** Required task **
Report only the number of lines in the records that contain the word "Second".

-------------------------

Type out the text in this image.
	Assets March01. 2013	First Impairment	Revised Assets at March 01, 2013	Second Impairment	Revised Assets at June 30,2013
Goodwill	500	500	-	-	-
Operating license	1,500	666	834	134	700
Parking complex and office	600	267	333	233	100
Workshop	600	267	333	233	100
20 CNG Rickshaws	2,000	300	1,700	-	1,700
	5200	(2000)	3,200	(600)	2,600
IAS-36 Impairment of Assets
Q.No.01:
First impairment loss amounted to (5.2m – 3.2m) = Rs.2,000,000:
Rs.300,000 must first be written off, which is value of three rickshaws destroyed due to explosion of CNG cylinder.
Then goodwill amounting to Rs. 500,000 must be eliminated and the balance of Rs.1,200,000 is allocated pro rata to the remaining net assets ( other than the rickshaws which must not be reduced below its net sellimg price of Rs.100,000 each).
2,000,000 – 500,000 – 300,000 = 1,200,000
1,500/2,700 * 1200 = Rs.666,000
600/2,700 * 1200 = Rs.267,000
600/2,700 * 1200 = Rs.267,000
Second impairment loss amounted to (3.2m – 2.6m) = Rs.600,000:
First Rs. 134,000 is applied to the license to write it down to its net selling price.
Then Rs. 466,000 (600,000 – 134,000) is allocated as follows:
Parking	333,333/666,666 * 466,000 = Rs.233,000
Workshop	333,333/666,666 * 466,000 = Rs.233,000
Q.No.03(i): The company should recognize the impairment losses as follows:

-------------------------

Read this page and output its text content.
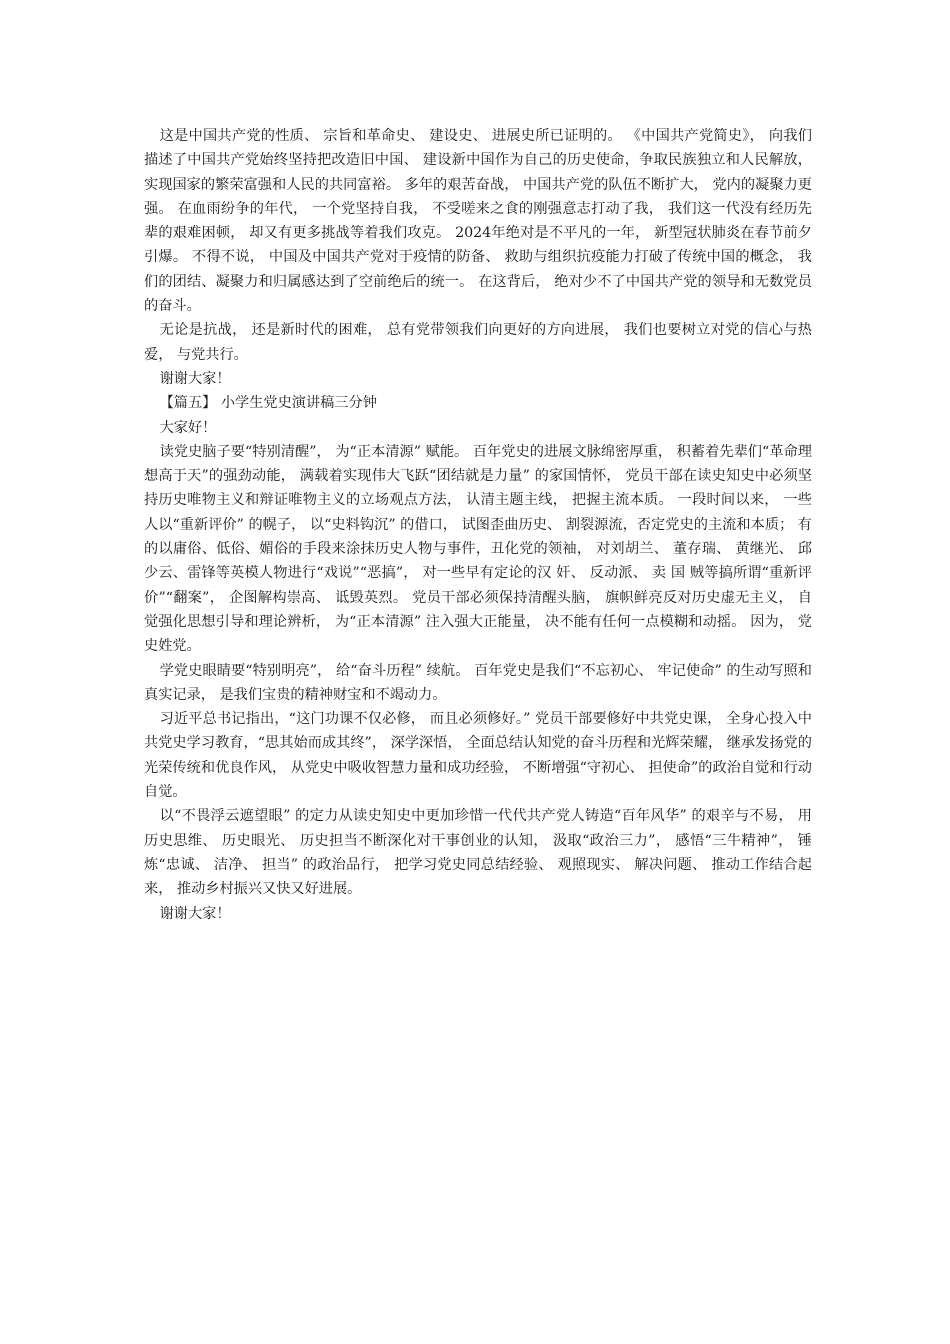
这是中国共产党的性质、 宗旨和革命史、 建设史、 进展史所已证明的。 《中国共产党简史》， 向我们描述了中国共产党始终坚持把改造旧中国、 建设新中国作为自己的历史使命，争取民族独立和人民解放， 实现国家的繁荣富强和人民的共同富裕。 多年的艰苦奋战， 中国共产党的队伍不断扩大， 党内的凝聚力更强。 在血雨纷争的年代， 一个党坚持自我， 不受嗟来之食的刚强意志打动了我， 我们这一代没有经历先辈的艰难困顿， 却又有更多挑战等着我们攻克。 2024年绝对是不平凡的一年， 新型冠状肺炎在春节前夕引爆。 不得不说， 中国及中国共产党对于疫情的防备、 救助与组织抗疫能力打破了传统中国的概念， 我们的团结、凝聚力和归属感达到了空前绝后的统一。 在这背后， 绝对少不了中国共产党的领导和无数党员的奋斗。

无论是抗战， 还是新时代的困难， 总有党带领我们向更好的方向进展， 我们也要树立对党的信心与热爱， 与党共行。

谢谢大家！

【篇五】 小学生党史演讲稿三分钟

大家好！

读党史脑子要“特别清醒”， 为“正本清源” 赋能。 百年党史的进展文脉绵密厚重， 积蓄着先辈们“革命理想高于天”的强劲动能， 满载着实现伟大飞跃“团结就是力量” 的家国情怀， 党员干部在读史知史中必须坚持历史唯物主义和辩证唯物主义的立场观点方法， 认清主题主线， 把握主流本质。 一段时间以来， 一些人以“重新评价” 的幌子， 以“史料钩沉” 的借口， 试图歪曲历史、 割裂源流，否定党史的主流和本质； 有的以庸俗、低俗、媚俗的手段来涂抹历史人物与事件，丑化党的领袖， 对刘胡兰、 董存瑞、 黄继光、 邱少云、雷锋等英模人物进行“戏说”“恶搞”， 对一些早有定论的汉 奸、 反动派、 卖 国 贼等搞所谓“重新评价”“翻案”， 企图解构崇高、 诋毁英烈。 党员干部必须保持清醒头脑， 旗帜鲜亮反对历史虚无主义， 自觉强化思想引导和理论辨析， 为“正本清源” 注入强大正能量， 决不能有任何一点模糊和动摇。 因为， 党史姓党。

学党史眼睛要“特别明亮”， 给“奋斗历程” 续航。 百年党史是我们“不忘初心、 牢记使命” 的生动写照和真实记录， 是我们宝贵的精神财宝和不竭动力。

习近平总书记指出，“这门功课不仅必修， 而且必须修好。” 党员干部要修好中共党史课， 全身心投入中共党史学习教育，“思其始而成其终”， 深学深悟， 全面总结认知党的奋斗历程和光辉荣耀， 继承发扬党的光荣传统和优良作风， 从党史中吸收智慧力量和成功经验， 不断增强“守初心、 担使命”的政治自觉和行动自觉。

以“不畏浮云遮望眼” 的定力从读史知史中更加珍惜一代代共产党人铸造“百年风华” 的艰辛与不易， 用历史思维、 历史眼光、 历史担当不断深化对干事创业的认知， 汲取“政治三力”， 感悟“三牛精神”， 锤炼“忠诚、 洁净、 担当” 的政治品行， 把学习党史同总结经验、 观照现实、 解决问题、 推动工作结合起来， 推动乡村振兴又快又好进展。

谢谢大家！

-------------------------

** Solved exercise **
2